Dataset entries
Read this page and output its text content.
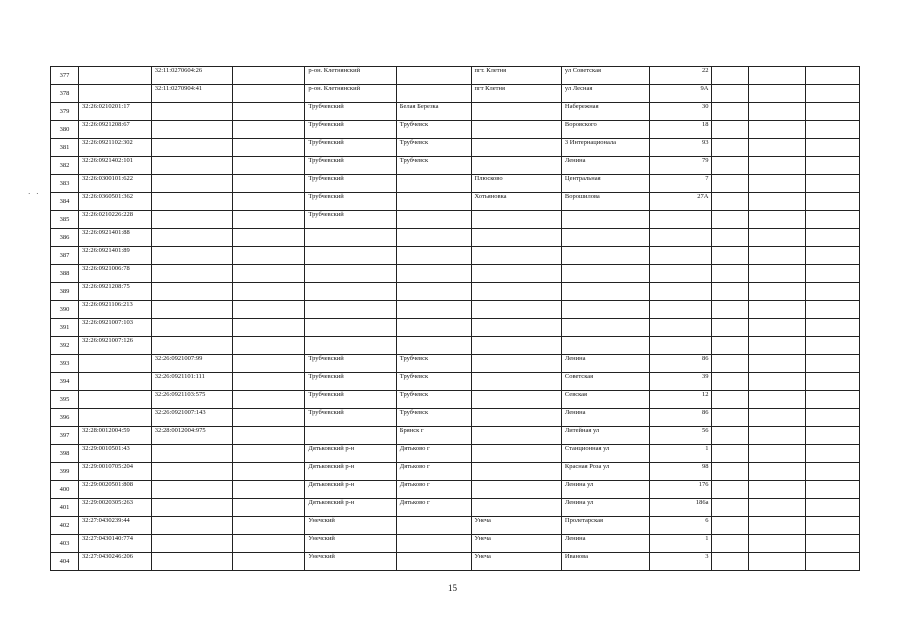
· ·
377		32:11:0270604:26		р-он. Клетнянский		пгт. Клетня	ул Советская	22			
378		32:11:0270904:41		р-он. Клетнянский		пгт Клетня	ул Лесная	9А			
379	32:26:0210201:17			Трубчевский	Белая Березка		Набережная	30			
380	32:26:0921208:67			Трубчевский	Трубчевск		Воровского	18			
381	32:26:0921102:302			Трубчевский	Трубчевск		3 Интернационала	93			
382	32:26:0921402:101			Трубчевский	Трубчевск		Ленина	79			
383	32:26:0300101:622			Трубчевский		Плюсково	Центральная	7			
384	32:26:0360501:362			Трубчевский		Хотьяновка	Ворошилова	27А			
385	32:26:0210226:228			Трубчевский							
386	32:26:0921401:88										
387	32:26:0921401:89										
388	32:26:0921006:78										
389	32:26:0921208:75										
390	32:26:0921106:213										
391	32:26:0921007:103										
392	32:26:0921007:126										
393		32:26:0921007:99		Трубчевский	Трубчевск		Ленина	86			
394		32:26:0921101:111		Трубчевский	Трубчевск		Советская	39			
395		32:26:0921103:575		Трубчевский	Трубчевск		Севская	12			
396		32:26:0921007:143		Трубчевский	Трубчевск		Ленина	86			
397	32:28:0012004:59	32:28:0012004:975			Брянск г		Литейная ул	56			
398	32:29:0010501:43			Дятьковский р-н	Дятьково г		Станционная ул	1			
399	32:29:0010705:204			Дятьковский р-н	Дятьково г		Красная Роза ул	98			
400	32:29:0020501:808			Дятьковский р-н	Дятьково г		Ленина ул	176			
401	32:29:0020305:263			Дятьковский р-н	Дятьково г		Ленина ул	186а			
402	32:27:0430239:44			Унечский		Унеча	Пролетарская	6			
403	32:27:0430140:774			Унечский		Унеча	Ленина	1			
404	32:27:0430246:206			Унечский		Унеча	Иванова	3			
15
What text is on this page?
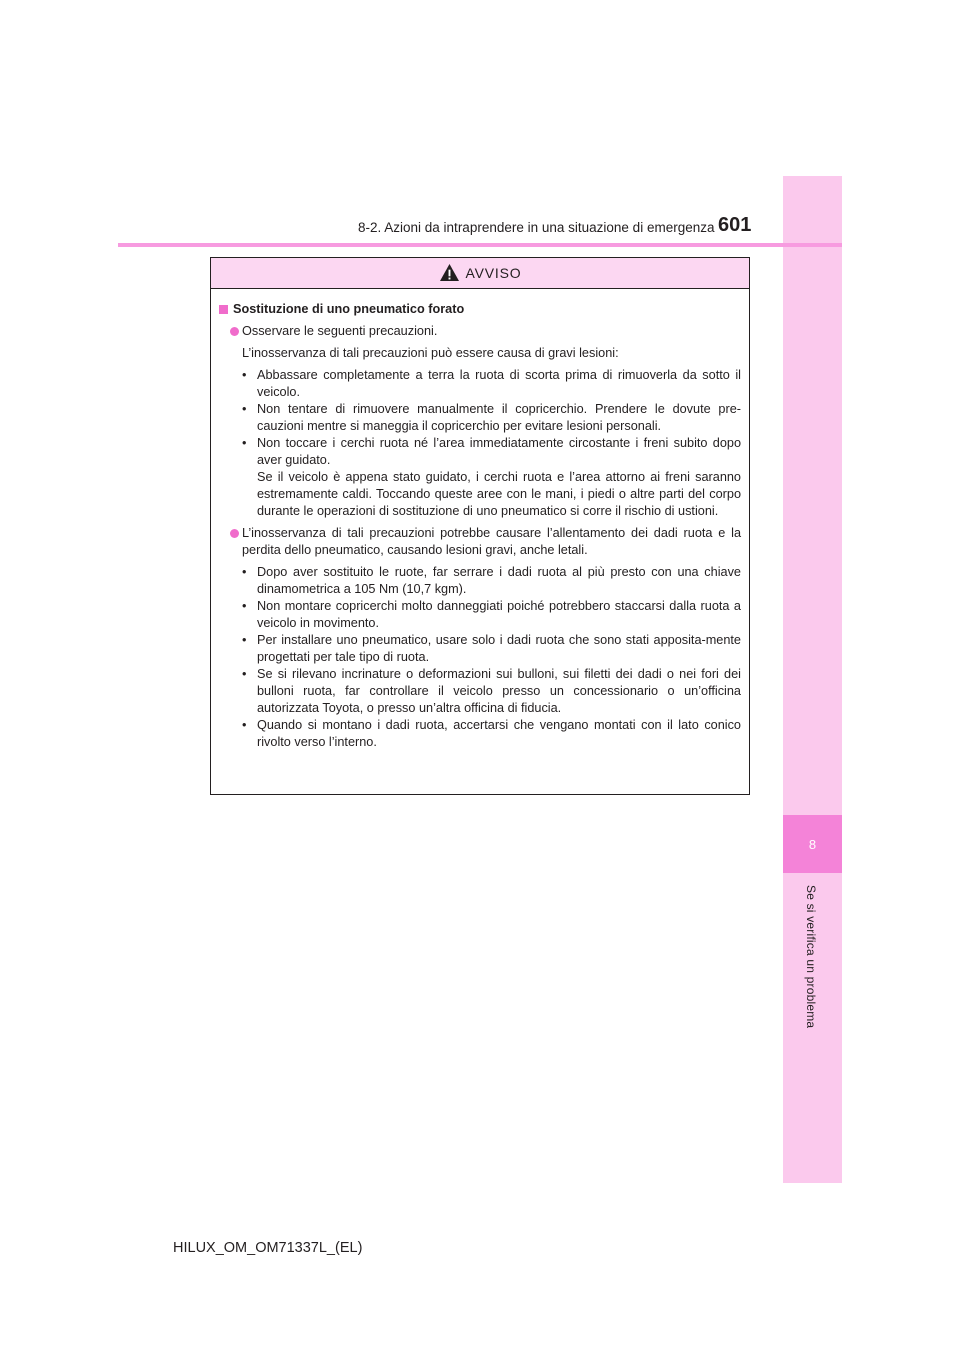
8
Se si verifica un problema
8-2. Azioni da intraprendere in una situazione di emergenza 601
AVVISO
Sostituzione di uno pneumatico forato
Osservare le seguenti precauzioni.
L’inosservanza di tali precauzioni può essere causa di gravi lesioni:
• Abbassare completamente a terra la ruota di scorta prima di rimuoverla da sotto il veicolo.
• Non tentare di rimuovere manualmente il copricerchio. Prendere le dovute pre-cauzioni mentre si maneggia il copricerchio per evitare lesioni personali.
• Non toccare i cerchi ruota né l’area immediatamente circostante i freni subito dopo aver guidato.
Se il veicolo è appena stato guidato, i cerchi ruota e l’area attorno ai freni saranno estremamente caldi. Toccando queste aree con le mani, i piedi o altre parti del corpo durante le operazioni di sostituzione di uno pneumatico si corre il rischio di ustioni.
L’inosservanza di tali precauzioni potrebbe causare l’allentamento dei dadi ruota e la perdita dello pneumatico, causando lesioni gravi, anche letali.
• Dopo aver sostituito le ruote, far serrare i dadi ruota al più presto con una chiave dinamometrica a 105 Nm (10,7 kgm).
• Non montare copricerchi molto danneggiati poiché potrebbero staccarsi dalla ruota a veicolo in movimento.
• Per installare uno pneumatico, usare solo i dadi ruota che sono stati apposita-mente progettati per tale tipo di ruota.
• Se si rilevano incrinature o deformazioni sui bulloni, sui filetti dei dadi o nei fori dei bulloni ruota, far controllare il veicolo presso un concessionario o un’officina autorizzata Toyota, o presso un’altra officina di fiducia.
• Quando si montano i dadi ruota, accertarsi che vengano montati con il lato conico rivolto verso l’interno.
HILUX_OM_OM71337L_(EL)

--- PROBLEM ---
Out of the material above, select every line that holds the string "tali".

--- ANSWER FOR THE TASK ---
L’inosservanza di tali precauzioni può essere causa di gravi lesioni:
L’inosservanza di tali precauzioni potrebbe causare l’allentamento dei dadi ruota e la perdita dello pneumatico, causando lesioni gravi, anche letali.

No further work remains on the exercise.